##### INPUT RECORDS #####

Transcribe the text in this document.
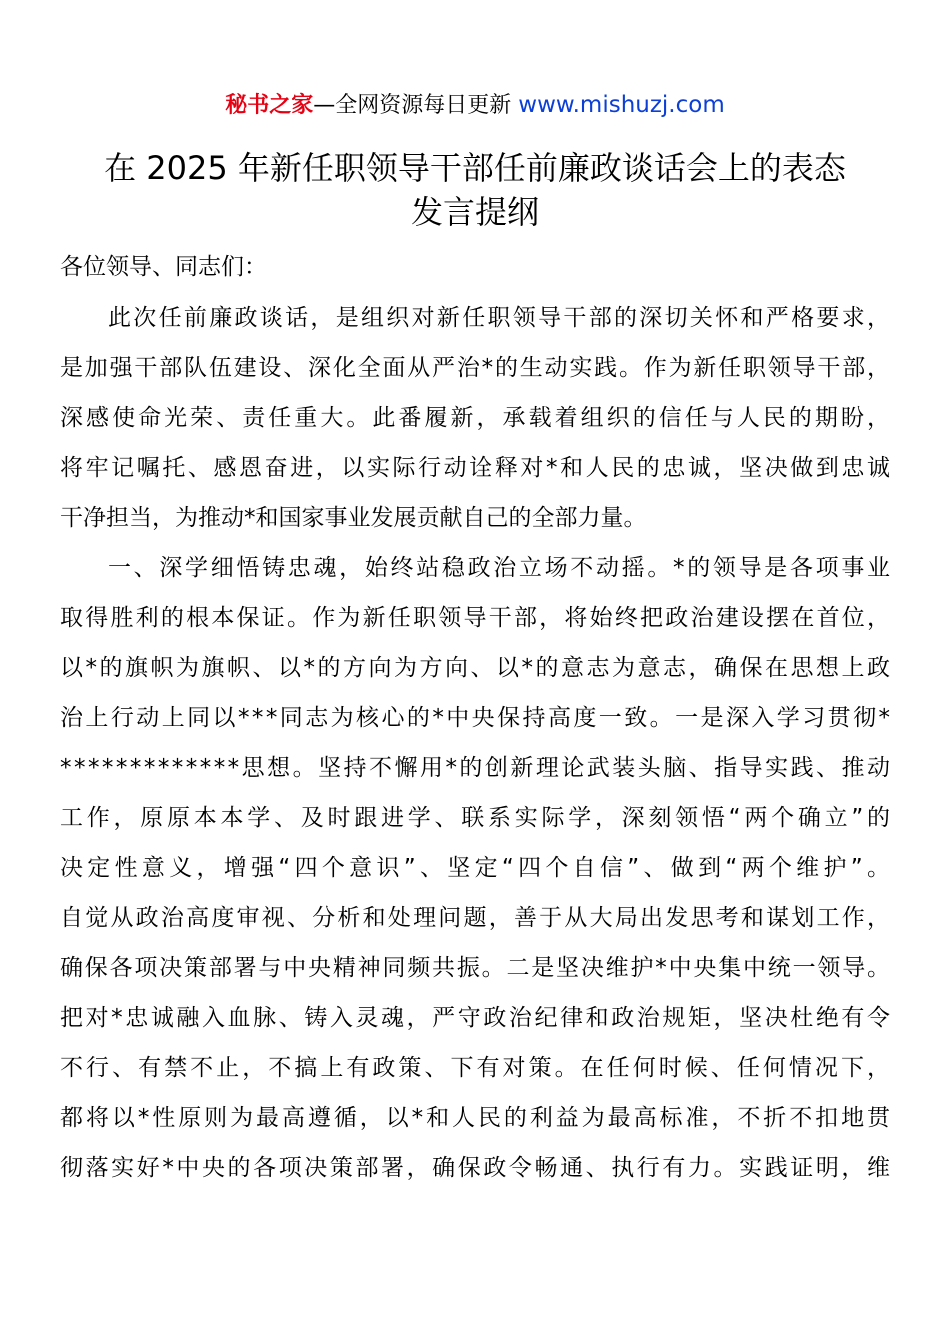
秘书之家—全网资源每日更新 www.mishuzj.com
在 2025 年新任职领导干部任前廉政谈话会上的表态
发言提纲
各位领导、同志们：
此次任前廉政谈话，是组织对新任职领导干部的深切关怀和严格要求，
是加强干部队伍建设、深化全面从严治*的生动实践。作为新任职领导干部，
深感使命光荣、责任重大。此番履新，承载着组织的信任与人民的期盼，
将牢记嘱托、感恩奋进，以实际行动诠释对*和人民的忠诚，坚决做到忠诚
干净担当，为推动*和国家事业发展贡献自己的全部力量。
一、深学细悟铸忠魂，始终站稳政治立场不动摇。*的领导是各项事业
取得胜利的根本保证。作为新任职领导干部，将始终把政治建设摆在首位，
以*的旗帜为旗帜、以*的方向为方向、以*的意志为意志，确保在思想上政
治上行动上同以***同志为核心的*中央保持高度一致。一是深入学习贯彻*
*************思想。坚持不懈用*的创新理论武装头脑、指导实践、推动
工作，原原本本学、及时跟进学、联系实际学，深刻领悟“两个确立”的
决定性意义，增强“四个意识”、坚定“四个自信”、做到“两个维护”。
自觉从政治高度审视、分析和处理问题，善于从大局出发思考和谋划工作，
确保各项决策部署与中央精神同频共振。二是坚决维护*中央集中统一领导。
把对*忠诚融入血脉、铸入灵魂，严守政治纪律和政治规矩，坚决杜绝有令
不行、有禁不止，不搞上有政策、下有对策。在任何时候、任何情况下，
都将以*性原则为最高遵循，以*和人民的利益为最高标准，不折不扣地贯
彻落实好*中央的各项决策部署，确保政令畅通、执行有力。实践证明，维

#####

→ TASK PROMPT
Using the entries above, return each line in which the word "作为新任职领导干部" occurs.

→ RIGHT ANSWER
是加强干部队伍建设、深化全面从严治*的生动实践。作为新任职领导干部，
取得胜利的根本保证。作为新任职领导干部，将始终把政治建设摆在首位，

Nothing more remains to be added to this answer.